> _Exercise details_: Collect each line holding the string "EOMIN".

> _Provided entries_:
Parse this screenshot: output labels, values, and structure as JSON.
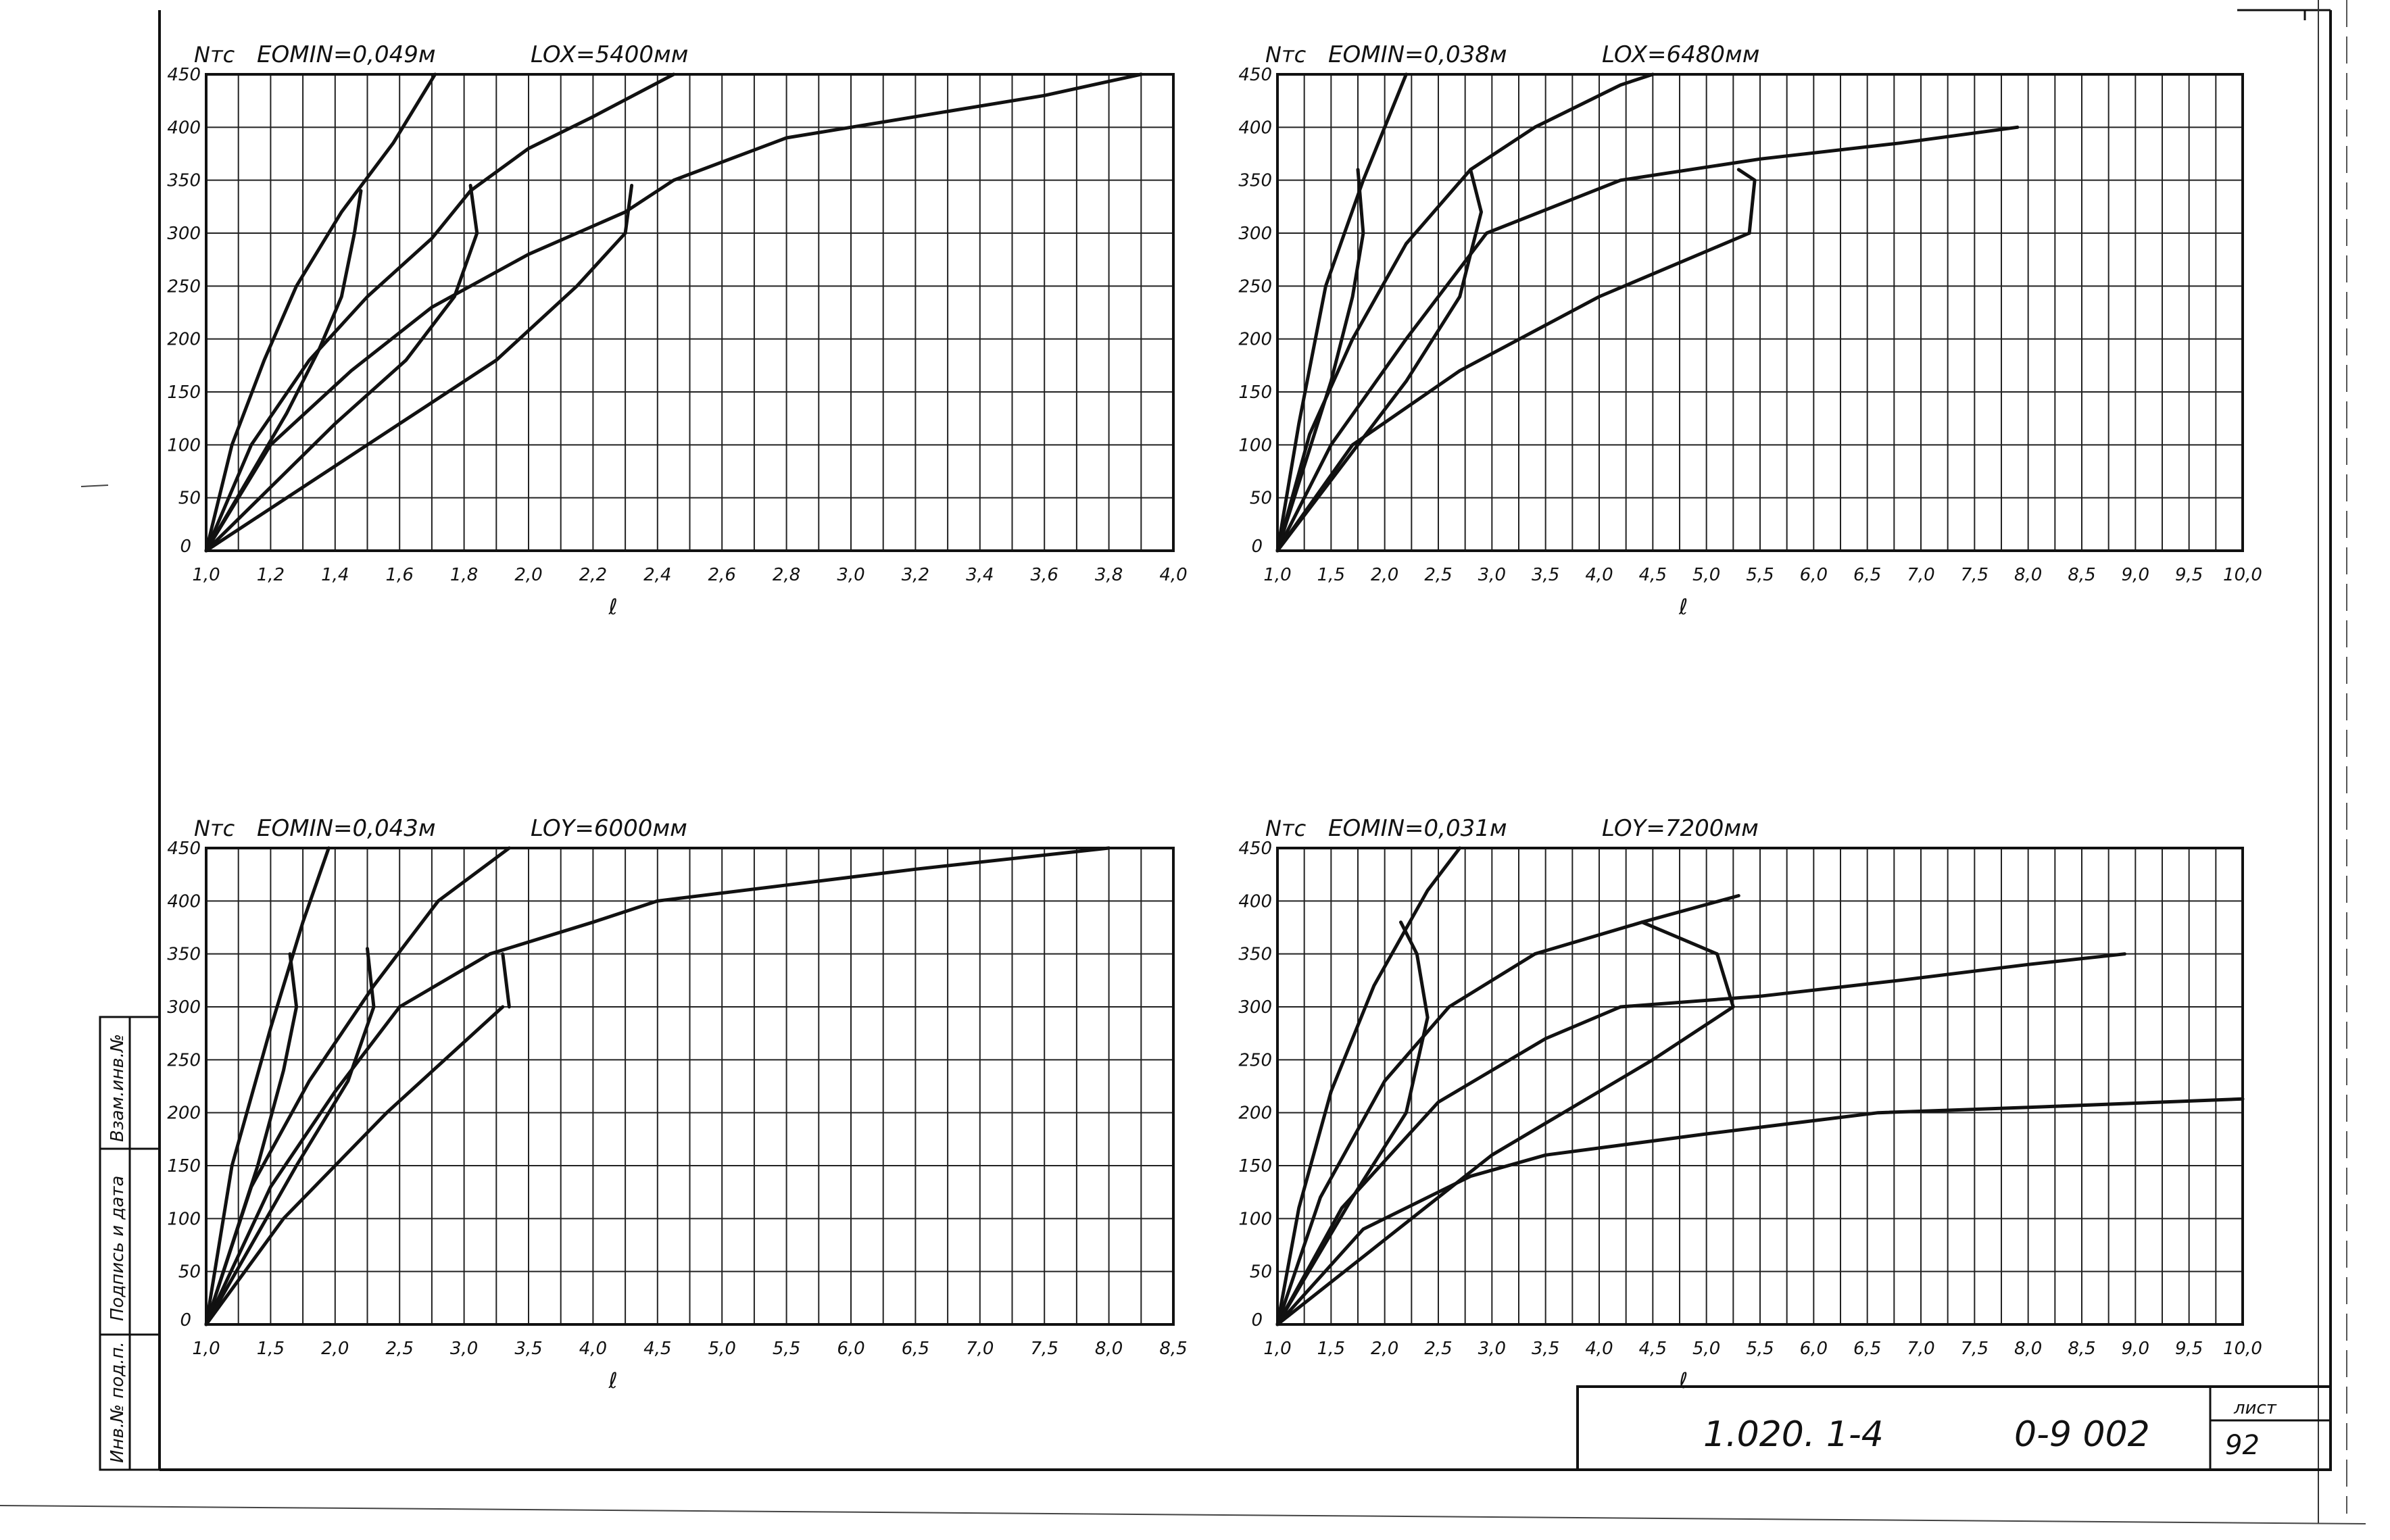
{
  "sheet": {
    "designation": "1.020. 1-4",
    "code": "0-9 002",
    "sheet_label": "лист",
    "sheet_number": "92",
    "side_stamp": [
      "Инв.№ под.п.",
      "Подпись и дата",
      "Взам.инв.№"
    ]
  },
  "chart_data": [
    {
      "type": "line",
      "ylabel": "Nтс",
      "xlabel": "ℓ",
      "annotations": [
        "EOMIN=0,049м",
        "LOX=5400мм"
      ],
      "xlim": [
        1.0,
        4.0
      ],
      "ylim": [
        0,
        450
      ],
      "grid": true,
      "x_ticks": [
        "1,0",
        "1,2",
        "1,4",
        "1,6",
        "1,8",
        "2,0",
        "2,2",
        "2,4",
        "2,6",
        "2,8",
        "3,0",
        "3,2",
        "3,4",
        "3,6",
        "3,8",
        "4,0"
      ],
      "y_ticks": [
        "0",
        "50",
        "100",
        "150",
        "200",
        "250",
        "300",
        "350",
        "400",
        "450"
      ],
      "series": [
        {
          "points": [
            [
              1.0,
              0
            ],
            [
              1.08,
              100
            ],
            [
              1.18,
              180
            ],
            [
              1.28,
              250
            ],
            [
              1.42,
              320
            ],
            [
              1.58,
              385
            ],
            [
              1.71,
              450
            ]
          ]
        },
        {
          "points": [
            [
              1.0,
              0
            ],
            [
              1.14,
              100
            ],
            [
              1.32,
              180
            ],
            [
              1.5,
              240
            ],
            [
              1.7,
              295
            ],
            [
              1.82,
              340
            ],
            [
              2.0,
              380
            ],
            [
              2.2,
              410
            ],
            [
              2.45,
              450
            ]
          ]
        },
        {
          "points": [
            [
              1.0,
              0
            ],
            [
              1.2,
              100
            ],
            [
              1.45,
              170
            ],
            [
              1.7,
              230
            ],
            [
              2.0,
              280
            ],
            [
              2.3,
              320
            ],
            [
              2.45,
              350
            ],
            [
              2.8,
              390
            ],
            [
              3.2,
              410
            ],
            [
              3.6,
              430
            ],
            [
              3.9,
              450
            ]
          ]
        },
        {
          "points": [
            [
              1.0,
              0
            ],
            [
              1.3,
              60
            ],
            [
              1.6,
              120
            ],
            [
              1.9,
              180
            ],
            [
              2.15,
              250
            ],
            [
              2.3,
              300
            ]
          ]
        },
        {
          "points": [
            [
              1.48,
              340
            ],
            [
              1.46,
              300
            ],
            [
              1.42,
              240
            ],
            [
              1.35,
              190
            ],
            [
              1.25,
              130
            ],
            [
              1.0,
              0
            ]
          ]
        },
        {
          "points": [
            [
              1.82,
              345
            ],
            [
              1.84,
              300
            ],
            [
              1.77,
              240
            ],
            [
              1.62,
              180
            ],
            [
              1.4,
              120
            ],
            [
              1.0,
              0
            ]
          ]
        },
        {
          "points": [
            [
              2.32,
              345
            ],
            [
              2.3,
              300
            ]
          ]
        }
      ]
    },
    {
      "type": "line",
      "ylabel": "Nтс",
      "xlabel": "ℓ",
      "annotations": [
        "EOMIN=0,038м",
        "LOX=6480мм"
      ],
      "xlim": [
        1.0,
        10.0
      ],
      "ylim": [
        0,
        450
      ],
      "grid": true,
      "x_ticks": [
        "1,0",
        "1,5",
        "2,0",
        "2,5",
        "3,0",
        "3,5",
        "4,0",
        "4,5",
        "5,0",
        "5,5",
        "6,0",
        "6,5",
        "7,0",
        "7,5",
        "8,0",
        "8,5",
        "9,0",
        "9,5",
        "10,0"
      ],
      "y_ticks": [
        "0",
        "50",
        "100",
        "150",
        "200",
        "250",
        "300",
        "350",
        "400",
        "450"
      ],
      "series": [
        {
          "points": [
            [
              1.0,
              0
            ],
            [
              1.2,
              120
            ],
            [
              1.45,
              250
            ],
            [
              1.8,
              350
            ],
            [
              2.2,
              450
            ]
          ]
        },
        {
          "points": [
            [
              1.0,
              0
            ],
            [
              1.3,
              110
            ],
            [
              1.7,
              200
            ],
            [
              2.2,
              290
            ],
            [
              2.8,
              360
            ],
            [
              3.4,
              400
            ],
            [
              4.2,
              440
            ],
            [
              4.5,
              450
            ]
          ]
        },
        {
          "points": [
            [
              1.0,
              0
            ],
            [
              1.5,
              100
            ],
            [
              2.2,
              200
            ],
            [
              2.95,
              300
            ],
            [
              4.2,
              350
            ],
            [
              5.5,
              370
            ],
            [
              6.8,
              385
            ],
            [
              7.9,
              400
            ]
          ]
        },
        {
          "points": [
            [
              1.0,
              0
            ],
            [
              1.7,
              100
            ],
            [
              2.7,
              170
            ],
            [
              4.0,
              240
            ],
            [
              5.4,
              300
            ]
          ]
        },
        {
          "points": [
            [
              1.75,
              360
            ],
            [
              1.8,
              300
            ],
            [
              1.7,
              240
            ],
            [
              1.5,
              160
            ],
            [
              1.0,
              0
            ]
          ]
        },
        {
          "points": [
            [
              2.8,
              360
            ],
            [
              2.9,
              320
            ],
            [
              2.7,
              240
            ],
            [
              2.2,
              160
            ],
            [
              1.0,
              0
            ]
          ]
        },
        {
          "points": [
            [
              5.3,
              360
            ],
            [
              5.45,
              350
            ],
            [
              5.4,
              300
            ]
          ]
        }
      ]
    },
    {
      "type": "line",
      "ylabel": "Nтс",
      "xlabel": "ℓ",
      "annotations": [
        "EOMIN=0,043м",
        "LOY=6000мм"
      ],
      "xlim": [
        1.0,
        8.5
      ],
      "ylim": [
        0,
        450
      ],
      "grid": true,
      "x_ticks": [
        "1,0",
        "1,5",
        "2,0",
        "2,5",
        "3,0",
        "3,5",
        "4,0",
        "4,5",
        "5,0",
        "5,5",
        "6,0",
        "6,5",
        "7,0",
        "7,5",
        "8,0",
        "8,5"
      ],
      "y_ticks": [
        "0",
        "50",
        "100",
        "150",
        "200",
        "250",
        "300",
        "350",
        "400",
        "450"
      ],
      "series": [
        {
          "points": [
            [
              1.0,
              0
            ],
            [
              1.2,
              150
            ],
            [
              1.5,
              280
            ],
            [
              1.75,
              380
            ],
            [
              1.95,
              450
            ]
          ]
        },
        {
          "points": [
            [
              1.0,
              0
            ],
            [
              1.35,
              130
            ],
            [
              1.8,
              230
            ],
            [
              2.3,
              320
            ],
            [
              2.8,
              400
            ],
            [
              3.35,
              450
            ]
          ]
        },
        {
          "points": [
            [
              1.0,
              0
            ],
            [
              1.5,
              130
            ],
            [
              2.0,
              220
            ],
            [
              2.5,
              300
            ],
            [
              3.2,
              350
            ],
            [
              4.0,
              380
            ],
            [
              4.5,
              400
            ],
            [
              5.5,
              415
            ],
            [
              6.5,
              430
            ],
            [
              8.0,
              450
            ]
          ]
        },
        {
          "points": [
            [
              1.0,
              0
            ],
            [
              1.6,
              100
            ],
            [
              2.4,
              200
            ],
            [
              3.3,
              300
            ]
          ]
        },
        {
          "points": [
            [
              1.65,
              350
            ],
            [
              1.7,
              300
            ],
            [
              1.6,
              240
            ],
            [
              1.4,
              150
            ],
            [
              1.0,
              0
            ]
          ]
        },
        {
          "points": [
            [
              2.25,
              355
            ],
            [
              2.3,
              300
            ],
            [
              2.1,
              230
            ],
            [
              1.7,
              150
            ],
            [
              1.0,
              0
            ]
          ]
        },
        {
          "points": [
            [
              3.3,
              350
            ],
            [
              3.35,
              300
            ]
          ]
        }
      ]
    },
    {
      "type": "line",
      "ylabel": "Nтс",
      "xlabel": "ℓ",
      "annotations": [
        "EOMIN=0,031м",
        "LOY=7200мм"
      ],
      "xlim": [
        1.0,
        10.0
      ],
      "ylim": [
        0,
        450
      ],
      "grid": true,
      "x_ticks": [
        "1,0",
        "1,5",
        "2,0",
        "2,5",
        "3,0",
        "3,5",
        "4,0",
        "4,5",
        "5,0",
        "5,5",
        "6,0",
        "6,5",
        "7,0",
        "7,5",
        "8,0",
        "8,5",
        "9,0",
        "9,5",
        "10,0"
      ],
      "y_ticks": [
        "0",
        "50",
        "100",
        "150",
        "200",
        "250",
        "300",
        "350",
        "400",
        "450"
      ],
      "series": [
        {
          "points": [
            [
              1.0,
              0
            ],
            [
              1.2,
              110
            ],
            [
              1.5,
              220
            ],
            [
              1.9,
              320
            ],
            [
              2.4,
              410
            ],
            [
              2.7,
              450
            ]
          ]
        },
        {
          "points": [
            [
              1.0,
              0
            ],
            [
              1.4,
              120
            ],
            [
              2.0,
              230
            ],
            [
              2.6,
              300
            ],
            [
              3.4,
              350
            ],
            [
              4.4,
              380
            ],
            [
              5.3,
              405
            ]
          ]
        },
        {
          "points": [
            [
              1.0,
              0
            ],
            [
              1.6,
              110
            ],
            [
              2.5,
              210
            ],
            [
              3.5,
              270
            ],
            [
              4.2,
              300
            ],
            [
              5.5,
              310
            ],
            [
              6.8,
              325
            ],
            [
              8.0,
              340
            ],
            [
              8.9,
              350
            ]
          ]
        },
        {
          "points": [
            [
              1.0,
              0
            ],
            [
              1.8,
              90
            ],
            [
              2.8,
              140
            ],
            [
              3.5,
              160
            ],
            [
              5.0,
              180
            ],
            [
              6.6,
              200
            ],
            [
              8.0,
              205
            ],
            [
              10.0,
              213
            ]
          ]
        },
        {
          "points": [
            [
              2.15,
              380
            ],
            [
              2.3,
              350
            ],
            [
              2.4,
              290
            ],
            [
              2.2,
              200
            ],
            [
              1.7,
              120
            ],
            [
              1.0,
              0
            ]
          ]
        },
        {
          "points": [
            [
              4.4,
              380
            ],
            [
              5.1,
              350
            ],
            [
              5.25,
              300
            ],
            [
              4.5,
              250
            ],
            [
              3.0,
              160
            ],
            [
              1.0,
              0
            ]
          ]
        }
      ]
    }
  ]
}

> _Task response_:
        "EOMIN=0,049м",
        "EOMIN=0,038м",
        "EOMIN=0,043м",
        "EOMIN=0,031м",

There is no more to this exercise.